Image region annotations
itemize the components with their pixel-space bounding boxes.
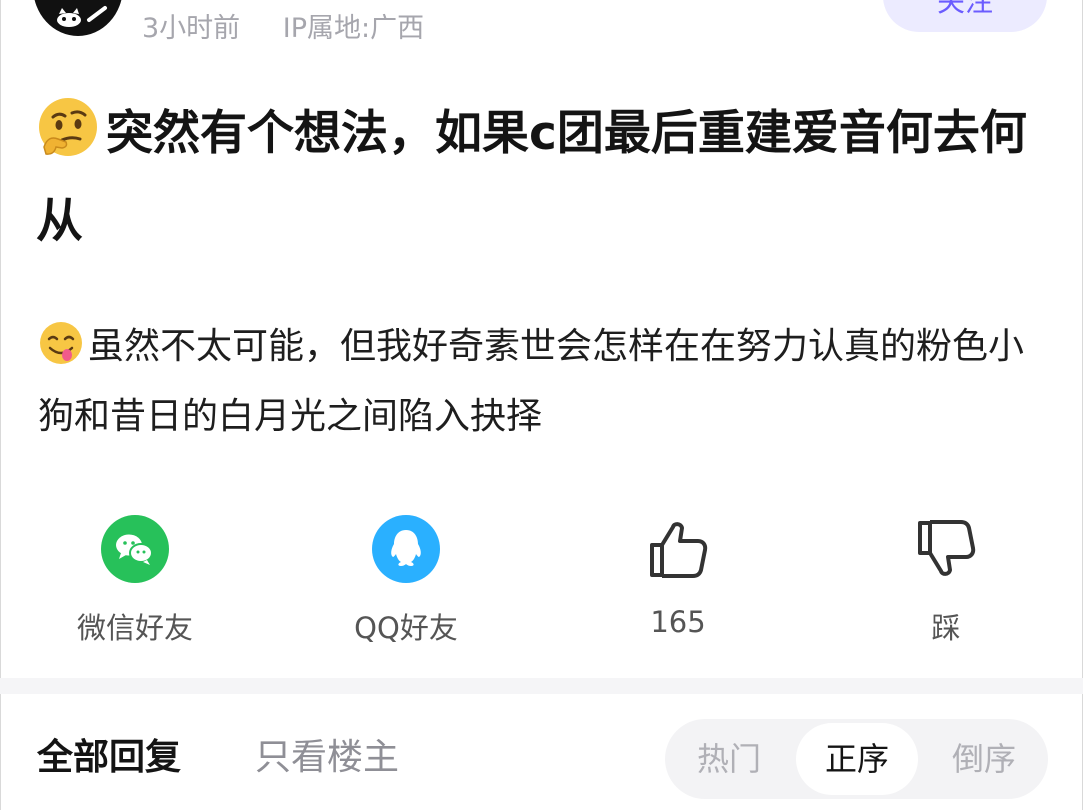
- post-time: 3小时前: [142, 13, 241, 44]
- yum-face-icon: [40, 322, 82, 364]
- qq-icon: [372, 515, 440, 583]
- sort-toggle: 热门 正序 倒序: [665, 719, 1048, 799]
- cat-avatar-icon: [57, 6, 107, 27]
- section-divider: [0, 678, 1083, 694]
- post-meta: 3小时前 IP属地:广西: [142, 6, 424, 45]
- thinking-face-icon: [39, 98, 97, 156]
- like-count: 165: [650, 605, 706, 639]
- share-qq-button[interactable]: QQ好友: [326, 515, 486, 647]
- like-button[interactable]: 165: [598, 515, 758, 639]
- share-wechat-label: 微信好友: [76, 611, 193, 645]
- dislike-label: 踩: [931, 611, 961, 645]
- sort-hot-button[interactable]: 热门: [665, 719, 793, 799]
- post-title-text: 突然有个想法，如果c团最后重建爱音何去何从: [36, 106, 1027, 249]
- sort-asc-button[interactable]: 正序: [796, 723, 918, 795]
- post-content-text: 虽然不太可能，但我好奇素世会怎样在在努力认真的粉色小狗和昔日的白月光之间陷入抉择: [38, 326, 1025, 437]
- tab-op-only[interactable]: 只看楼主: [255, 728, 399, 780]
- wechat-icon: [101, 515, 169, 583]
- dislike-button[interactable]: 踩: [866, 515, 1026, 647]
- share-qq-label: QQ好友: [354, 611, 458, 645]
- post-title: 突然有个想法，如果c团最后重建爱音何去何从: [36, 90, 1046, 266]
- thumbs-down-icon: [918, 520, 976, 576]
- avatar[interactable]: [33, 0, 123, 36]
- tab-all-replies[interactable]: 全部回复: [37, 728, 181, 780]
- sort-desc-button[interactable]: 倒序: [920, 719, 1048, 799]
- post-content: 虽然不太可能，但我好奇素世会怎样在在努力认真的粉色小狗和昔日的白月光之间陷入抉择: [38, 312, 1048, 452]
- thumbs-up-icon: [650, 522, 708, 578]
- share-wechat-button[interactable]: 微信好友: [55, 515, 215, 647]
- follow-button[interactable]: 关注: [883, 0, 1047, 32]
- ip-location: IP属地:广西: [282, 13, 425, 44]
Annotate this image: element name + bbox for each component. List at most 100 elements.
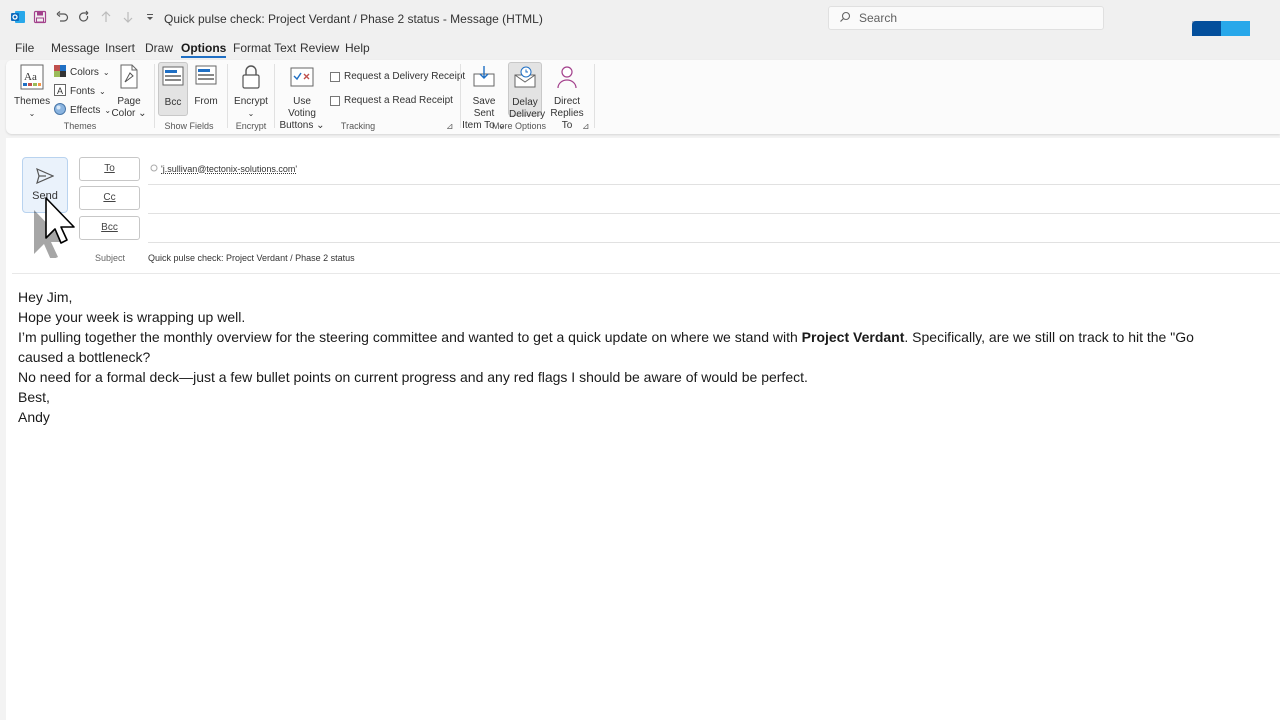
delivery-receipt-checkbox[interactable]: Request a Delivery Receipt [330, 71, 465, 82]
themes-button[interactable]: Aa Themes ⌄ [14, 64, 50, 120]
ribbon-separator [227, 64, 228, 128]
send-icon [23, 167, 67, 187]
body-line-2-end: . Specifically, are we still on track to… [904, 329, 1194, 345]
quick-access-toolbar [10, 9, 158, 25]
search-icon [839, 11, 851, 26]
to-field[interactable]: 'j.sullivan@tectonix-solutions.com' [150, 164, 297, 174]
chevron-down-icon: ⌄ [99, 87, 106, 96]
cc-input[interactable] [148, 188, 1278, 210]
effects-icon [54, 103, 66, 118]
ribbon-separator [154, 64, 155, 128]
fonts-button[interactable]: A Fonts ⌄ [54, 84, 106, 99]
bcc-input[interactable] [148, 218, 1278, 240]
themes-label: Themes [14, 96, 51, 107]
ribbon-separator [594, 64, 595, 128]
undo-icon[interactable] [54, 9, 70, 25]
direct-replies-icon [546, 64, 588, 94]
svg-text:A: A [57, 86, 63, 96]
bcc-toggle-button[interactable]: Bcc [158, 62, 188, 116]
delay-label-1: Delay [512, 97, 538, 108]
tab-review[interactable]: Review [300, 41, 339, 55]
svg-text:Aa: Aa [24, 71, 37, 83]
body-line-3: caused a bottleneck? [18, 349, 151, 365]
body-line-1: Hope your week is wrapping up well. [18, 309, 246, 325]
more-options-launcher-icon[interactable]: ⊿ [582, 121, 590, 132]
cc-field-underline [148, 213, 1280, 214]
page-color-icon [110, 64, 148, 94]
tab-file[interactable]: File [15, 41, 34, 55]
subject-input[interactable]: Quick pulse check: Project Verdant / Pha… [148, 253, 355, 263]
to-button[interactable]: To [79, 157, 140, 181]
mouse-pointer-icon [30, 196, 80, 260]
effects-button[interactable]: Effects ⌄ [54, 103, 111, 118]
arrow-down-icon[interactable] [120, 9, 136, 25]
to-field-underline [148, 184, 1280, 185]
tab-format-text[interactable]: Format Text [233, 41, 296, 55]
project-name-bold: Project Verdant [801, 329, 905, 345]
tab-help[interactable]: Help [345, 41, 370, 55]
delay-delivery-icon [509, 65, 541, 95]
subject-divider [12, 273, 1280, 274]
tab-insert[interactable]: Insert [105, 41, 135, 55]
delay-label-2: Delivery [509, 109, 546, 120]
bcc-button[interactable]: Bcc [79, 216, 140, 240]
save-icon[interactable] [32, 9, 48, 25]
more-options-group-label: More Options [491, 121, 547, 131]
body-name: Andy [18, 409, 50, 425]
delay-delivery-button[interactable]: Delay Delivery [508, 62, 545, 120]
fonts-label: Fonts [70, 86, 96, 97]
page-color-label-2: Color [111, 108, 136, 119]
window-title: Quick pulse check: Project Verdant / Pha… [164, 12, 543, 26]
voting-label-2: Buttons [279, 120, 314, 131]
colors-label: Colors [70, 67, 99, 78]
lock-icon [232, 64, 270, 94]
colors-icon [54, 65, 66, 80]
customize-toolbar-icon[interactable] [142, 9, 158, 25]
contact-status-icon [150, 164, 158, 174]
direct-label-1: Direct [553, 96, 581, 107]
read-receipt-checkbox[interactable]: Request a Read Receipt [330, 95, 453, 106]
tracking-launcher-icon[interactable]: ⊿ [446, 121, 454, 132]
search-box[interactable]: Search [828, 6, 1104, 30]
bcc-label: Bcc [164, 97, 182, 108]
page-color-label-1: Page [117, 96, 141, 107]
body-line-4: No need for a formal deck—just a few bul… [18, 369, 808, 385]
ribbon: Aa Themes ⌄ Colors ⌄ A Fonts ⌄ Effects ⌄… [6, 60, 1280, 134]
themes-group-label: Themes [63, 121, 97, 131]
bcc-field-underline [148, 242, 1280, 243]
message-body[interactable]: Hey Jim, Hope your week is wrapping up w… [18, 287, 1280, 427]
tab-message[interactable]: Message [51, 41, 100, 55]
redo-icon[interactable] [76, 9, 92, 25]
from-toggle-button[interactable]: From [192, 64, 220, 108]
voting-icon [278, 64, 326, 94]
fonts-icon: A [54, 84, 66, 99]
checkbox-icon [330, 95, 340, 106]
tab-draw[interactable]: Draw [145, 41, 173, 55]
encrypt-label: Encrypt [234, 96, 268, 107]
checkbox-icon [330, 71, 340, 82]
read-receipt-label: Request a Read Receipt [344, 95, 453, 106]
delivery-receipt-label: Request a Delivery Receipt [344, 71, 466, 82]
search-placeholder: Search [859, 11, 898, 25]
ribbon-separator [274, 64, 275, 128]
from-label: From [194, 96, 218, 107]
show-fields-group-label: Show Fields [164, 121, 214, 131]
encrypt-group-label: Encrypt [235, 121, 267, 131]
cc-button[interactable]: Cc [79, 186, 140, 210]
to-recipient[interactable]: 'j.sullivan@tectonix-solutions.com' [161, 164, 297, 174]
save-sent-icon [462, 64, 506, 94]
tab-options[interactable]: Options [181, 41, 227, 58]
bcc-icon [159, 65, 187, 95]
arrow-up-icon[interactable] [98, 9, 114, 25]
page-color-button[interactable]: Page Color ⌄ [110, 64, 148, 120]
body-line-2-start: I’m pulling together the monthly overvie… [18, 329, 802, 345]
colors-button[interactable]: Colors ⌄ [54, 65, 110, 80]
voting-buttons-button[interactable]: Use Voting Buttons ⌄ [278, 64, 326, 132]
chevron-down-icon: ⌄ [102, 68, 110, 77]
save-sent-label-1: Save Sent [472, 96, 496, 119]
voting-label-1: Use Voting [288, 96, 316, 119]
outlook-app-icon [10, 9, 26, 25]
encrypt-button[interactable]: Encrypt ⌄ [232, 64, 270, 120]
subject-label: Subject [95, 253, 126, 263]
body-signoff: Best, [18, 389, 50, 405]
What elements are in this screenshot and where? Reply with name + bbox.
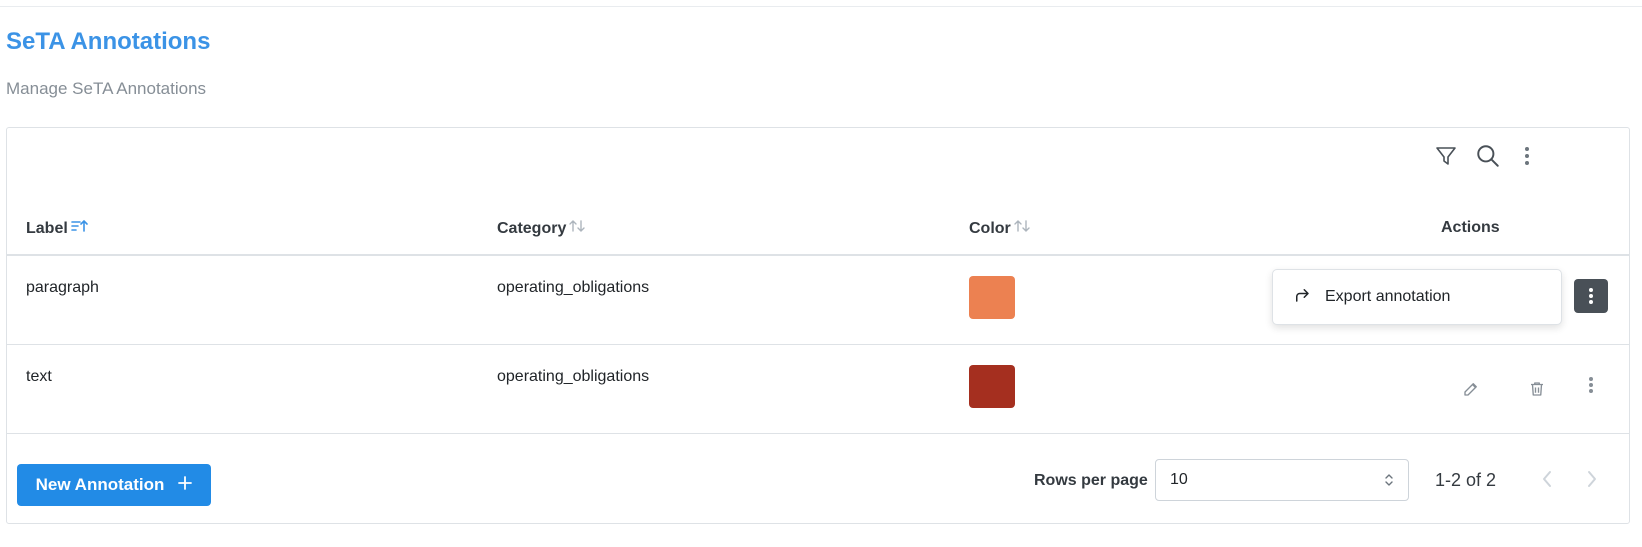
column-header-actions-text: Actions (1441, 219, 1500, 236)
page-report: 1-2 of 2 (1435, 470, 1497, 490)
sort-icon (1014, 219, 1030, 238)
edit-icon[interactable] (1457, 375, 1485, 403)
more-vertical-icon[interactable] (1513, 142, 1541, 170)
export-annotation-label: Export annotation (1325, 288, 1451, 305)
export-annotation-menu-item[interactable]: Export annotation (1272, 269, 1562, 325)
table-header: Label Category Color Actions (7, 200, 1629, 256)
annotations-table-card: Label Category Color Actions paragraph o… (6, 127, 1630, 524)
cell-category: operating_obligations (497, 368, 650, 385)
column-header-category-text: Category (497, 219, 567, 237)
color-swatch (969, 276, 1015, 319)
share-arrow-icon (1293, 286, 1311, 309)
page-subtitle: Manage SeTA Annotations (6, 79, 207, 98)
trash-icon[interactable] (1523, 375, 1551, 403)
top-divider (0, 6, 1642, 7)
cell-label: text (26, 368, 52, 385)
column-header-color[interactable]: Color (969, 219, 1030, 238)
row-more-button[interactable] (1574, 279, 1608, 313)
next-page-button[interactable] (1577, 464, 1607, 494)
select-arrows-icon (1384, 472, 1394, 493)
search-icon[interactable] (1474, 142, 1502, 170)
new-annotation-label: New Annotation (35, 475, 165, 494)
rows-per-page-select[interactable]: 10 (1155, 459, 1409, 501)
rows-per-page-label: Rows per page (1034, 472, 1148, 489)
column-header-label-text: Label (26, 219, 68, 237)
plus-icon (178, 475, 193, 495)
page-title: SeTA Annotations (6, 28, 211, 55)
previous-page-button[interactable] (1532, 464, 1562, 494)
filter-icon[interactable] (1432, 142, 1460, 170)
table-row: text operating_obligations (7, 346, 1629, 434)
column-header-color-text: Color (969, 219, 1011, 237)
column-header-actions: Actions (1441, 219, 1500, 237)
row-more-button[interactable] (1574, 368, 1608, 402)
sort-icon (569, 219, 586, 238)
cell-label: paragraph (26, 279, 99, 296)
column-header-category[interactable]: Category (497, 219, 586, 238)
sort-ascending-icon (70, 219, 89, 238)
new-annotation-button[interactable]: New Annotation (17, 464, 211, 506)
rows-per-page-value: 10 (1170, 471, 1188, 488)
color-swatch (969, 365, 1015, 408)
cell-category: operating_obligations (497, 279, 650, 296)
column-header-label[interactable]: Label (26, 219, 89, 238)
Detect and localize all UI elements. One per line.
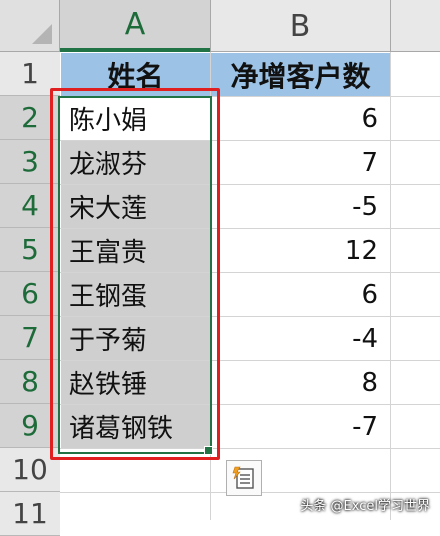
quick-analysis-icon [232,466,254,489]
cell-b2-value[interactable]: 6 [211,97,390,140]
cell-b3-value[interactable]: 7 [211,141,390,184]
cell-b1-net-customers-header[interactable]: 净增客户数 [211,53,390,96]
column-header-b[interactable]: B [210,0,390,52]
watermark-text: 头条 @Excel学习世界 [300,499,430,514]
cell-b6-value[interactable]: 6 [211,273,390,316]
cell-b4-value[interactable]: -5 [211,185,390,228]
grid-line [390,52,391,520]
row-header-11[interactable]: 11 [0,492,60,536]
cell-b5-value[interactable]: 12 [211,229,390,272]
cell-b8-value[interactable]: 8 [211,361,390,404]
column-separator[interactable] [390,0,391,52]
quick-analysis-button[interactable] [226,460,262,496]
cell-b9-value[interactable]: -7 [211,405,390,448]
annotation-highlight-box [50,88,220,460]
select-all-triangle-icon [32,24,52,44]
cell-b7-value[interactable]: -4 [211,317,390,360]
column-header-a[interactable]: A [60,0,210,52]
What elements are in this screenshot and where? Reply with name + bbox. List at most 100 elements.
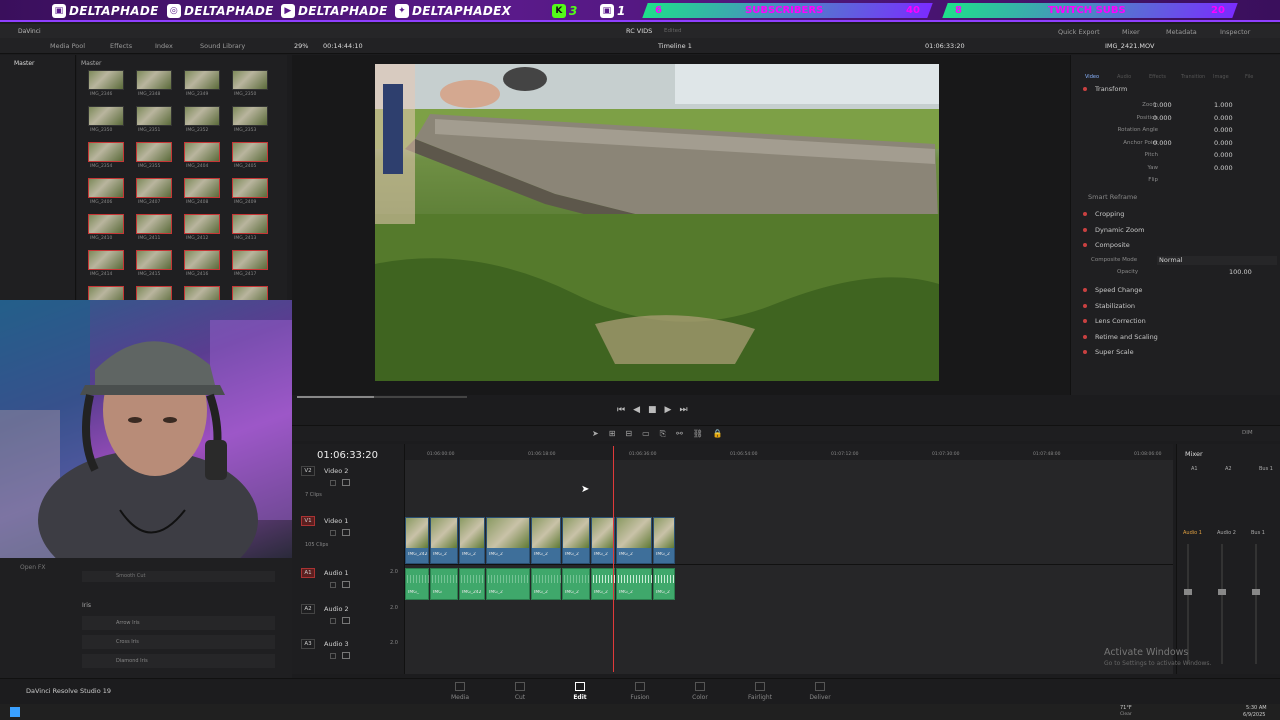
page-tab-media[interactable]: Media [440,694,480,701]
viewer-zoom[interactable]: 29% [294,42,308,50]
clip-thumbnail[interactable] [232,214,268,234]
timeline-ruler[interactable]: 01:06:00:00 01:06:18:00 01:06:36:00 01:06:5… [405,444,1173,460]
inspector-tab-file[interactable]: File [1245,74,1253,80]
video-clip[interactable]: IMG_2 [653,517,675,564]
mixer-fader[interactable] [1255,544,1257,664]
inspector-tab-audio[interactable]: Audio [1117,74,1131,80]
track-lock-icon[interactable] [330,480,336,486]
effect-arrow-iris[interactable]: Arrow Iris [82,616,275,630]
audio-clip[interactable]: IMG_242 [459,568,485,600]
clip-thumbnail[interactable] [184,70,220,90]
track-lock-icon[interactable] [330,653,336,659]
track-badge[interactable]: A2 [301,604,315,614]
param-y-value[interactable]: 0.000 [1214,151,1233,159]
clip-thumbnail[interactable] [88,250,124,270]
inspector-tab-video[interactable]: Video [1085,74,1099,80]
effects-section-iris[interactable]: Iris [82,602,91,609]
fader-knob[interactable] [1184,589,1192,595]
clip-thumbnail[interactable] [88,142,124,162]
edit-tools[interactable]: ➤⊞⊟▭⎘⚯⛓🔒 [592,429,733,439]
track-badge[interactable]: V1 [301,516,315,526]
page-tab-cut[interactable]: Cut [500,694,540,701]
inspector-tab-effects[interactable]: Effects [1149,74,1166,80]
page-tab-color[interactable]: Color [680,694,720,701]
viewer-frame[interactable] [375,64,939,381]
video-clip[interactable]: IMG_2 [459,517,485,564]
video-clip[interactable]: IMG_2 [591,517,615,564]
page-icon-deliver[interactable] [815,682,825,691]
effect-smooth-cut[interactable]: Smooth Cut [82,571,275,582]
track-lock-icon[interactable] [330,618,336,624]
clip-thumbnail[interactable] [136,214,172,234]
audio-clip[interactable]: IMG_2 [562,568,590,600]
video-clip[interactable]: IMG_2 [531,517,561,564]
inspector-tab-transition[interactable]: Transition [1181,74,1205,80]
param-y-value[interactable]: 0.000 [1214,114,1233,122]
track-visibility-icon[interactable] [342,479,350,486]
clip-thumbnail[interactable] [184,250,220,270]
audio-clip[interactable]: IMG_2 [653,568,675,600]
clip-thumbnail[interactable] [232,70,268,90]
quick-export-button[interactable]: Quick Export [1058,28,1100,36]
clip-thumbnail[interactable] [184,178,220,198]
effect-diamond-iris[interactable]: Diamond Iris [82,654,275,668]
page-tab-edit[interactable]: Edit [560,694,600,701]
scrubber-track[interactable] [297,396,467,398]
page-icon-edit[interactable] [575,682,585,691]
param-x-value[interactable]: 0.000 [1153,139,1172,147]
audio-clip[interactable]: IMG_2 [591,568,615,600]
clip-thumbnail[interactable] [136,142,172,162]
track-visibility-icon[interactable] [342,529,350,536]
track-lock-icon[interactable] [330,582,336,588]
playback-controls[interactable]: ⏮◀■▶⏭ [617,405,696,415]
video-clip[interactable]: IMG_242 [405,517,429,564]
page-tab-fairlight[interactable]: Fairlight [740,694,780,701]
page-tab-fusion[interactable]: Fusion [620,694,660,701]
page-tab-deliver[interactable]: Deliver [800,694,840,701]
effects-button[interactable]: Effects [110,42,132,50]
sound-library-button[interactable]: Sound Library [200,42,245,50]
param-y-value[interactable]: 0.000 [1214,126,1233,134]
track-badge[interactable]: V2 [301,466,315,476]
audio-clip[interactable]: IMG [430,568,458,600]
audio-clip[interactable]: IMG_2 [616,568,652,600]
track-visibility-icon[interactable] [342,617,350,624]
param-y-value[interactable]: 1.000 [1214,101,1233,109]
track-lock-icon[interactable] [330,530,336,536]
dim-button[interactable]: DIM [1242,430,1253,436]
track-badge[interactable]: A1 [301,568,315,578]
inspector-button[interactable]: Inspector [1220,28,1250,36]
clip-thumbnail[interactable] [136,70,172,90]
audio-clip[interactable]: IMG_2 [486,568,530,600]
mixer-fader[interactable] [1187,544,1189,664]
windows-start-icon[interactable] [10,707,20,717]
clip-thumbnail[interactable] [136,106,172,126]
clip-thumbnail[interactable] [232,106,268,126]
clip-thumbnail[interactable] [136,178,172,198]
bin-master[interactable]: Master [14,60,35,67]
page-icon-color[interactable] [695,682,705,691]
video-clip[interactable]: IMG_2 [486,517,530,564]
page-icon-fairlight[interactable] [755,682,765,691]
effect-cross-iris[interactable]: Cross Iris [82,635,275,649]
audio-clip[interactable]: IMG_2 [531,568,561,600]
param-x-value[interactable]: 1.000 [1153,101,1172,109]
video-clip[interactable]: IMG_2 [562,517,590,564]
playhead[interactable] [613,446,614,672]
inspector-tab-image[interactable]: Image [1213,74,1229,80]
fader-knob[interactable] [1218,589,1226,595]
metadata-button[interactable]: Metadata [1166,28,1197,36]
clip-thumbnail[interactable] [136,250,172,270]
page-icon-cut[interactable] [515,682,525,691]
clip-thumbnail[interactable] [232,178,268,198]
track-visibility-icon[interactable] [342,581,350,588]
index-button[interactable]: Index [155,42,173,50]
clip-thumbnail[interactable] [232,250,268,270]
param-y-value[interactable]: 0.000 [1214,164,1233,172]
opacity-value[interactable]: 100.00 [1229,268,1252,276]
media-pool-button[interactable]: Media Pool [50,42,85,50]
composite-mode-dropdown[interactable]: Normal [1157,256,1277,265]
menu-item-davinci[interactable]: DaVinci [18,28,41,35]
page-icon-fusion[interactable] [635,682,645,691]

What is expected:
Copy the lines in the records above, from the line with "page-tab-media[interactable]: Media [440,694,480,701]" up to and including the line with "track-lock-icon[interactable] [330,653,336,659]".

Answer for the task:
page-tab-media[interactable]: Media [440,694,480,701]
viewer-zoom[interactable]: 29% [294,42,308,50]
clip-thumbnail[interactable] [232,214,268,234]
timeline-ruler[interactable]: 01:06:00:00 01:06:18:00 01:06:36:00 01:06:5… [405,444,1173,460]
inspector-tab-file[interactable]: File [1245,74,1253,80]
video-clip[interactable]: IMG_2 [653,517,675,564]
mixer-fader[interactable] [1255,544,1257,664]
inspector-tab-audio[interactable]: Audio [1117,74,1131,80]
track-lock-icon[interactable] [330,480,336,486]
effect-arrow-iris[interactable]: Arrow Iris [82,616,275,630]
audio-clip[interactable]: IMG_242 [459,568,485,600]
clip-thumbnail[interactable] [184,70,220,90]
track-lock-icon[interactable] [330,653,336,659]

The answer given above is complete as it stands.